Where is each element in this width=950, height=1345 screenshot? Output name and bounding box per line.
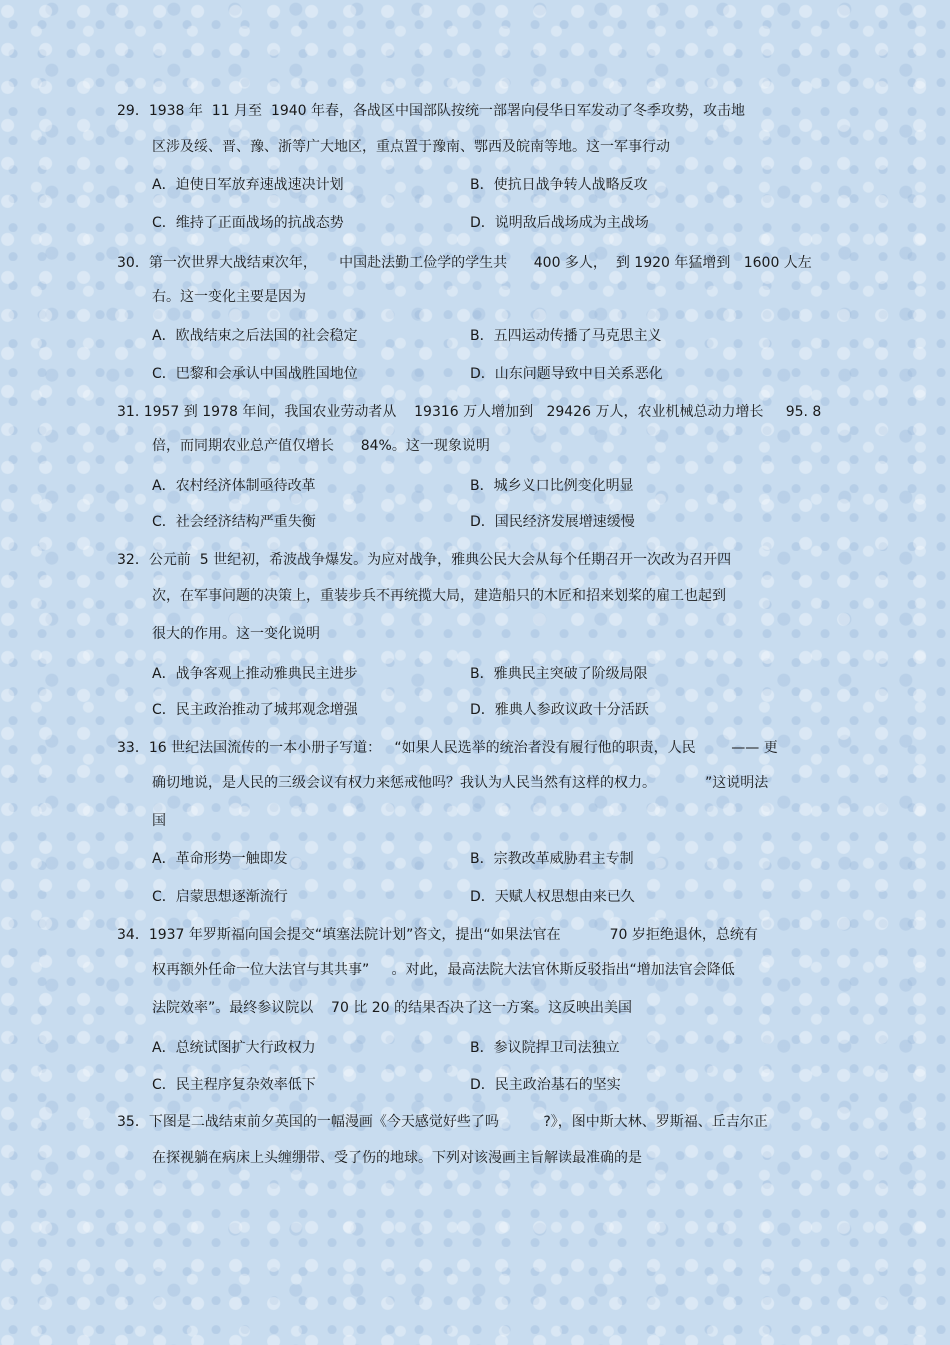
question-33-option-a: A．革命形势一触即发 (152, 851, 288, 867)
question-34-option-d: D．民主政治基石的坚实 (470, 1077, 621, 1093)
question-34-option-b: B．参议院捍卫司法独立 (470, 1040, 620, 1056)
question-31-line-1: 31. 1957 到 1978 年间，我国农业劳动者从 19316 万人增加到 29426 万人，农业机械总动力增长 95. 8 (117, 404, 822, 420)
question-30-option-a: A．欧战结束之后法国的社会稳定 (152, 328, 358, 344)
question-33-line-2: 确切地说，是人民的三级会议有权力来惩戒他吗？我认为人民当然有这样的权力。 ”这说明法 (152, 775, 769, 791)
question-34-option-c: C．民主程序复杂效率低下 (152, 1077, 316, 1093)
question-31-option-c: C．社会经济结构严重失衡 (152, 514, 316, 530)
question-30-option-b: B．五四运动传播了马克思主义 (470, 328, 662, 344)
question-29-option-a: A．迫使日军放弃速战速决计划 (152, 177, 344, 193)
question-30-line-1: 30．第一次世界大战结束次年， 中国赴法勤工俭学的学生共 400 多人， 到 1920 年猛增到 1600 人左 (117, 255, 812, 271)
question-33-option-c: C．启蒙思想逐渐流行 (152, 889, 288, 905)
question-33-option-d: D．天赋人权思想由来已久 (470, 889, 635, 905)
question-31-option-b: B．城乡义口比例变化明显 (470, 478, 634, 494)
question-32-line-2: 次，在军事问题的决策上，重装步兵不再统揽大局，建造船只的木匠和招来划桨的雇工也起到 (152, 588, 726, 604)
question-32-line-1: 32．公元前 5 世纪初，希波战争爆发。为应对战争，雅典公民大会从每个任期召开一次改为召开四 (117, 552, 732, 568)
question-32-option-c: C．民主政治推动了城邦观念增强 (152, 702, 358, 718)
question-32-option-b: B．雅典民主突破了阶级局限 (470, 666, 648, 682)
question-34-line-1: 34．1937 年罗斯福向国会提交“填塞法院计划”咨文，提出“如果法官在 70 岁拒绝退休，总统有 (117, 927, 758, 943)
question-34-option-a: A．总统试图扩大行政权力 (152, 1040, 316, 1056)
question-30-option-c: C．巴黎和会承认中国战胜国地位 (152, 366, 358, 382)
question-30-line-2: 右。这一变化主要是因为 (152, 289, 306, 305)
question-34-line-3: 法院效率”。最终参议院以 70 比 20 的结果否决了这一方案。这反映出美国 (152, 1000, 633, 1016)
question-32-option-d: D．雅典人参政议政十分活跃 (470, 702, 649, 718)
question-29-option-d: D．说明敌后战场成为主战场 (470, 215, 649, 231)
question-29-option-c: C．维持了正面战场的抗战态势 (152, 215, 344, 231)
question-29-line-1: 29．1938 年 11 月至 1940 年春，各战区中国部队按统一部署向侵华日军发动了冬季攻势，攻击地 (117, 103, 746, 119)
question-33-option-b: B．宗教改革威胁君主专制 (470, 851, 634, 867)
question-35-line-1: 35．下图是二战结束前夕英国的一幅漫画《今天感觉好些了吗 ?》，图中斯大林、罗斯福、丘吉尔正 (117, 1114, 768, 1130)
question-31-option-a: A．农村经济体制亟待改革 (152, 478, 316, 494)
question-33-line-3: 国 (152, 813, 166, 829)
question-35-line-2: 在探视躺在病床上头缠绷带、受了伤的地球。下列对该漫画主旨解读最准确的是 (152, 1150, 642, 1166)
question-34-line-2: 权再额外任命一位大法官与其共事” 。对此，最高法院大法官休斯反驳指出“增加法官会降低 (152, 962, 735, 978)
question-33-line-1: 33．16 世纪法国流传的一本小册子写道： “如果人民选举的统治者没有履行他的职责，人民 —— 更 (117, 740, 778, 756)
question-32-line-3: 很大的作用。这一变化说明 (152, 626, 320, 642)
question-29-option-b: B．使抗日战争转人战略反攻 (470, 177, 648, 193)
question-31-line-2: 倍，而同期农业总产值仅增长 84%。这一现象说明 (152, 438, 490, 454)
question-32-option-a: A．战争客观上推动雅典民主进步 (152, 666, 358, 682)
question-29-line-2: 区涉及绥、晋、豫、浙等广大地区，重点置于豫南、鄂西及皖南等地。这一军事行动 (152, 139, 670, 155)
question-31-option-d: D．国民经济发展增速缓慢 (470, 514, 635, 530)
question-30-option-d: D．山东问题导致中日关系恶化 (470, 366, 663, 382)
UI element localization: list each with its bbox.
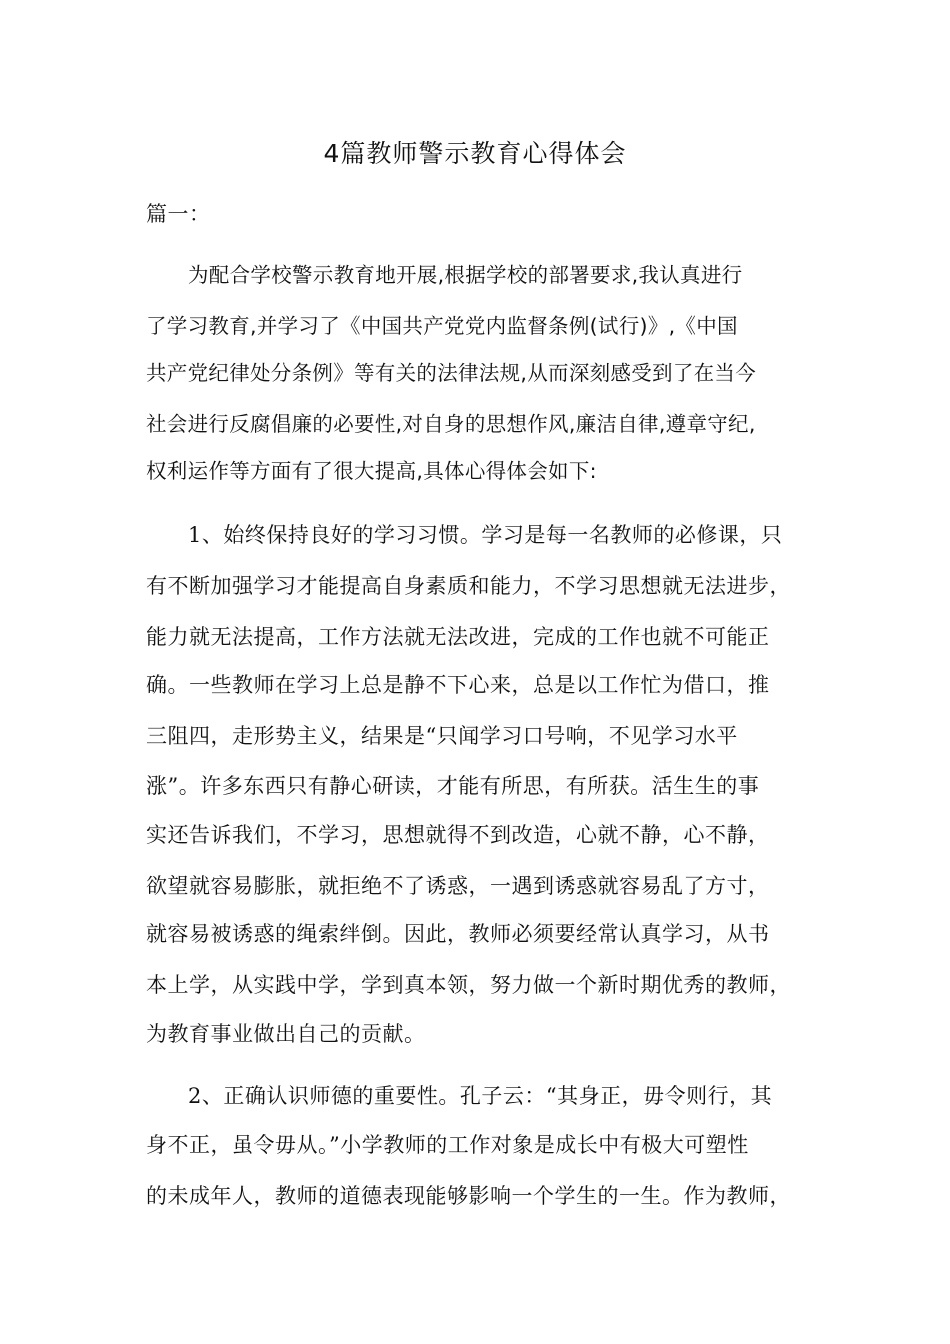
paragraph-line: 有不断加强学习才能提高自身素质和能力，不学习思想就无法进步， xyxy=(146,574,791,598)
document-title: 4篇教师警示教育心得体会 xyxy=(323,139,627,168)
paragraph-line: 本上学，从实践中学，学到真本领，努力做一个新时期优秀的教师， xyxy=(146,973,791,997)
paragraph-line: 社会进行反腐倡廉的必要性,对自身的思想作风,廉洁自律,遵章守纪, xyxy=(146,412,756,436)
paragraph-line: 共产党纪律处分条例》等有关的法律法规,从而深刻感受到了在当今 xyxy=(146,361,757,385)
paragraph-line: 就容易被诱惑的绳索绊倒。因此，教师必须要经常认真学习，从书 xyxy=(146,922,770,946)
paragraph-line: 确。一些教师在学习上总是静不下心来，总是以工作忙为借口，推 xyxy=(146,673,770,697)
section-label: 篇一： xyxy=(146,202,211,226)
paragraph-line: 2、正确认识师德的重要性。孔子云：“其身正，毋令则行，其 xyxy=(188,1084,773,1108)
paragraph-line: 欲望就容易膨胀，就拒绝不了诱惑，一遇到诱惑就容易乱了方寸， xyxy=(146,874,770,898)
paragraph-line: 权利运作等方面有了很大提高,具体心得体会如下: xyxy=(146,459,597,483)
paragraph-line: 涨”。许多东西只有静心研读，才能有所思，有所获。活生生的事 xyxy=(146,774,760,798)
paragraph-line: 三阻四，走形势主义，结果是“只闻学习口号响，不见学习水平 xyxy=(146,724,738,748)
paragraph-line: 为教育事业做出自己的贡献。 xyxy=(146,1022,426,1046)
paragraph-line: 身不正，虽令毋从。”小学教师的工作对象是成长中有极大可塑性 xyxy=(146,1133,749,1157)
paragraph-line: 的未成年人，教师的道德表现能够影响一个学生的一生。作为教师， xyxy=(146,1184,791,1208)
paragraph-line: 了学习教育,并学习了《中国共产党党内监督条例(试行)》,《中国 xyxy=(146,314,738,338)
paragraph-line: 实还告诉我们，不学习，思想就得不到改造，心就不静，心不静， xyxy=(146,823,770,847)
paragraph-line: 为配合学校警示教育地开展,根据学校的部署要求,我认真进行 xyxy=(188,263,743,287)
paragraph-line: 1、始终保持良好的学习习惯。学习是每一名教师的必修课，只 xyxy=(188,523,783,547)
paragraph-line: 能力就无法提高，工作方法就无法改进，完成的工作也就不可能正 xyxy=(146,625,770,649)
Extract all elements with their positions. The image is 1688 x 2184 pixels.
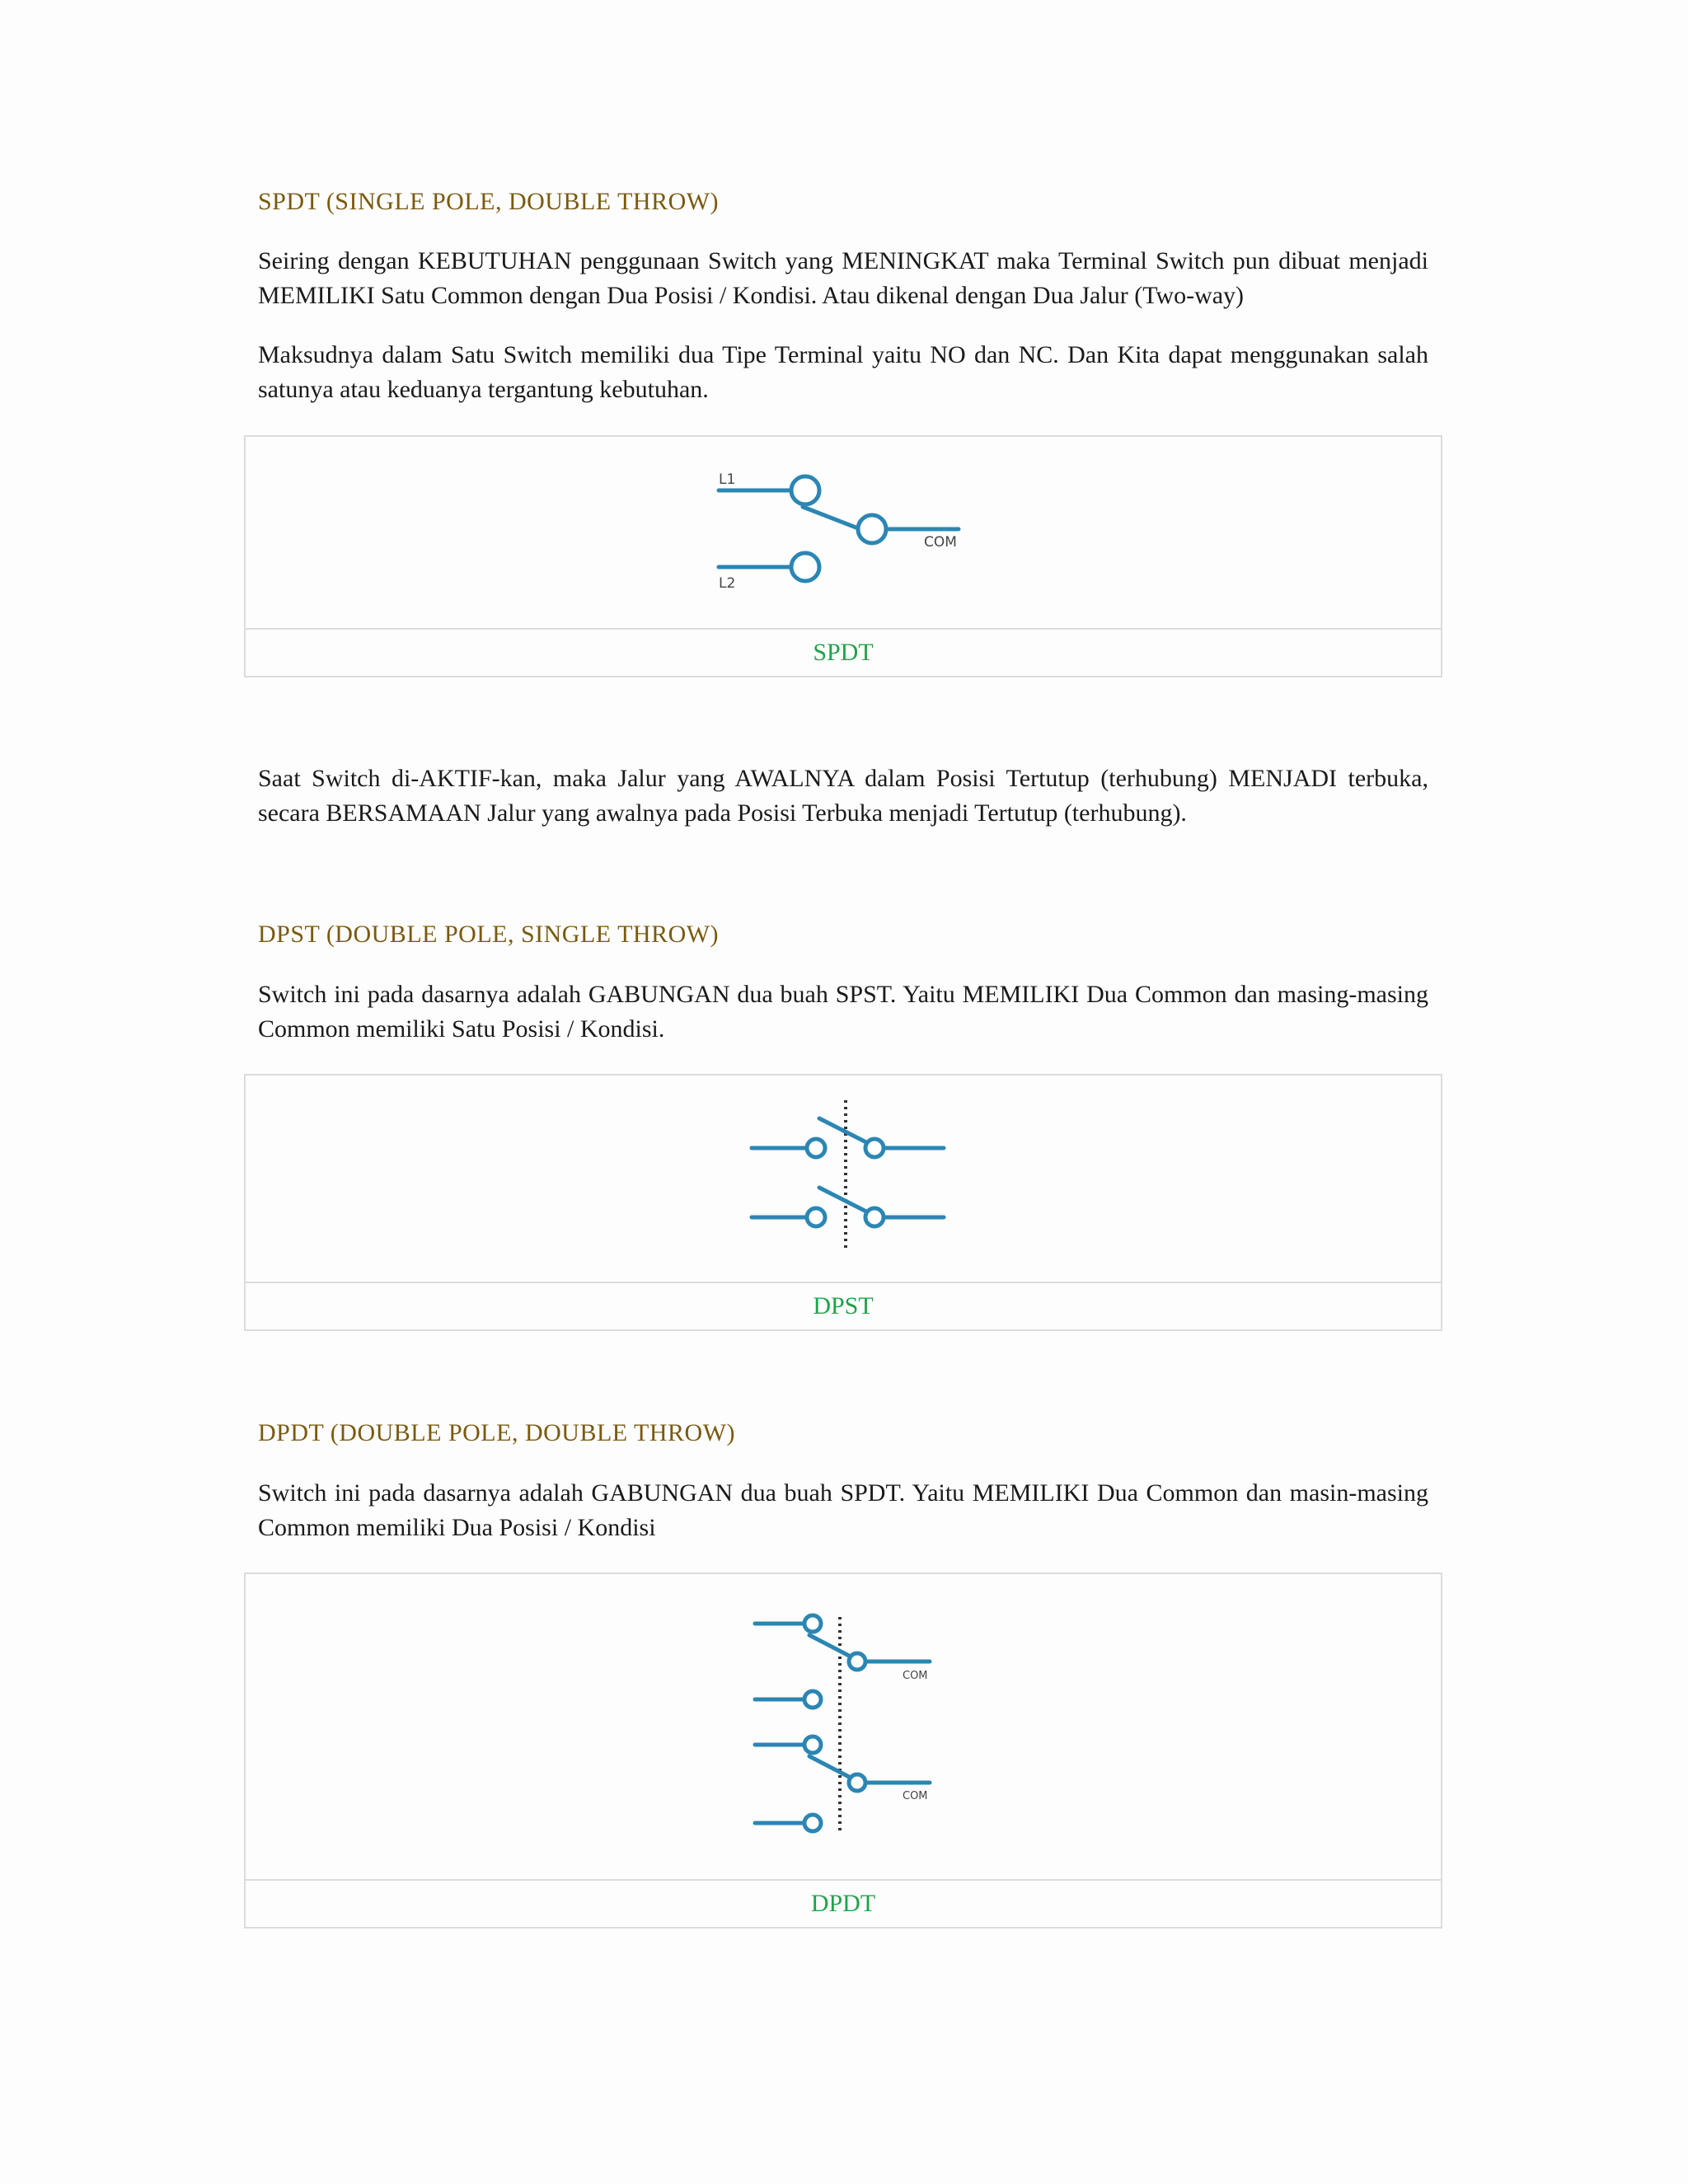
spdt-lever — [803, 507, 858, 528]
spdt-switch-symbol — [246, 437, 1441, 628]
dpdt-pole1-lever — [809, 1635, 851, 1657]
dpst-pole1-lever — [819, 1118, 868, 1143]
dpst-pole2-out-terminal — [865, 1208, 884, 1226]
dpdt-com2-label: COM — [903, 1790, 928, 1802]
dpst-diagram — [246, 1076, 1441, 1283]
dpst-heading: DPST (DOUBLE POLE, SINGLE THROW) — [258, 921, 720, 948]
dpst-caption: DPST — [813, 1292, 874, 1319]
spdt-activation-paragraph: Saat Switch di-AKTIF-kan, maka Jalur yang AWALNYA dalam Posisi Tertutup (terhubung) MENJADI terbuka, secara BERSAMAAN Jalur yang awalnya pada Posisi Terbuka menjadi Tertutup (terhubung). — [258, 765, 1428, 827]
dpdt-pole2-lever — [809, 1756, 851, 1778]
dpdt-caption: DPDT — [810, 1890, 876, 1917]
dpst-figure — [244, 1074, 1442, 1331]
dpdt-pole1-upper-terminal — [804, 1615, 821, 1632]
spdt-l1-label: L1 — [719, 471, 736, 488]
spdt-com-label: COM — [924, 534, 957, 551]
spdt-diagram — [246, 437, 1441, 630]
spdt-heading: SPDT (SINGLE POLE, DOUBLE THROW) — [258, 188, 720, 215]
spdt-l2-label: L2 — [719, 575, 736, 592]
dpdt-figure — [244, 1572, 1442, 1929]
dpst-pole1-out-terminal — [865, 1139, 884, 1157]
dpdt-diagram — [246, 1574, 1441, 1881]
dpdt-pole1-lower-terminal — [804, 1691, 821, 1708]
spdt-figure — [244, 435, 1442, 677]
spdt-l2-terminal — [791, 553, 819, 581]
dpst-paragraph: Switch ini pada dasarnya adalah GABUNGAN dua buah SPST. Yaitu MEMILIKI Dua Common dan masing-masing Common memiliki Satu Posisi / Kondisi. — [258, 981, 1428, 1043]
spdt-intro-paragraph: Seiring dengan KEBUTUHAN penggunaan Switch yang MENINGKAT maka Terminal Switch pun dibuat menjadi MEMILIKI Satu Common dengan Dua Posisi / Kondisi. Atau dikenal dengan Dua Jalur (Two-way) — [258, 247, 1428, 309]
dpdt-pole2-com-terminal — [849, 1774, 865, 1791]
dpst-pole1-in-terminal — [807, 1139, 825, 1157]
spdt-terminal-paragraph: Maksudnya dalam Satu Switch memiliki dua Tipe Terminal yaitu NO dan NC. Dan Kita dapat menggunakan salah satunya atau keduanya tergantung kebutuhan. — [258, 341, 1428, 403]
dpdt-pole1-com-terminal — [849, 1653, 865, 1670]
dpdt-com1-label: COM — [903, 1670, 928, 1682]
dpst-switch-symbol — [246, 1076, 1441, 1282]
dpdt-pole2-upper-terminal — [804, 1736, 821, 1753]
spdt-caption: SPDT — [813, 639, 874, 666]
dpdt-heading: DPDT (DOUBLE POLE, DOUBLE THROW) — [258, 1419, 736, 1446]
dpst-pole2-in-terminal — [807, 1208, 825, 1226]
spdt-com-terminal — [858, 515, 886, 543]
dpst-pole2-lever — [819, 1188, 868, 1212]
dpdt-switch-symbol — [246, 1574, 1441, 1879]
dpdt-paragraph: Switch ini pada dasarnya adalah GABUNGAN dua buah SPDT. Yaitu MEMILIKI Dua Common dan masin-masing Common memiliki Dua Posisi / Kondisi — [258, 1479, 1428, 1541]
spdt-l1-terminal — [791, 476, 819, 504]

■ ■ ■

**YOUR OBJECTIVE:**
Duplicate, without any change, the stretch of the material from the line that contains "spdt-lever — [803, 507, 858, 528]" through the line that contains "dpst-paragraph: Switch ini", with both of those lines included.

**OUTPUT BELOW:**
spdt-lever — [803, 507, 858, 528]
spdt-switch-symbol — [246, 437, 1441, 628]
dpdt-pole1-lever — [809, 1635, 851, 1657]
dpst-pole1-lever — [819, 1118, 868, 1143]
dpst-pole2-out-terminal — [865, 1208, 884, 1226]
dpdt-com2-label: COM — [903, 1790, 928, 1802]
dpst-diagram — [246, 1076, 1441, 1283]
dpst-heading: DPST (DOUBLE POLE, SINGLE THROW) — [258, 921, 720, 948]
dpst-caption: DPST — [813, 1292, 874, 1319]
spdt-activation-paragraph: Saat Switch di-AKTIF-kan, maka Jalur yang AWALNYA dalam Posisi Tertutup (terhubung) MENJADI terbuka, secara BERSAMAAN Jalur yang awalnya pada Posisi Terbuka menjadi Tertutup (terhubung). — [258, 765, 1428, 827]
dpdt-pole2-lever — [809, 1756, 851, 1778]
dpdt-caption: DPDT — [810, 1890, 876, 1917]
dpst-figure — [244, 1074, 1442, 1331]
dpdt-pole1-upper-terminal — [804, 1615, 821, 1632]
spdt-l1-label: L1 — [719, 471, 736, 488]
spdt-com-label: COM — [924, 534, 957, 551]
spdt-diagram — [246, 437, 1441, 630]
spdt-heading: SPDT (SINGLE POLE, DOUBLE THROW) — [258, 188, 720, 215]
spdt-l2-label: L2 — [719, 575, 736, 592]
dpdt-figure — [244, 1572, 1442, 1929]
dpst-pole1-out-terminal — [865, 1139, 884, 1157]
dpdt-diagram — [246, 1574, 1441, 1881]
dpdt-pole1-lower-terminal — [804, 1691, 821, 1708]
spdt-figure — [244, 435, 1442, 677]
spdt-l2-terminal — [791, 553, 819, 581]
dpst-paragraph: Switch ini pada dasarnya adalah GABUNGAN dua buah SPST. Yaitu MEMILIKI Dua Common dan masing-masing Common memiliki Satu Posisi / Kondisi. — [258, 981, 1428, 1043]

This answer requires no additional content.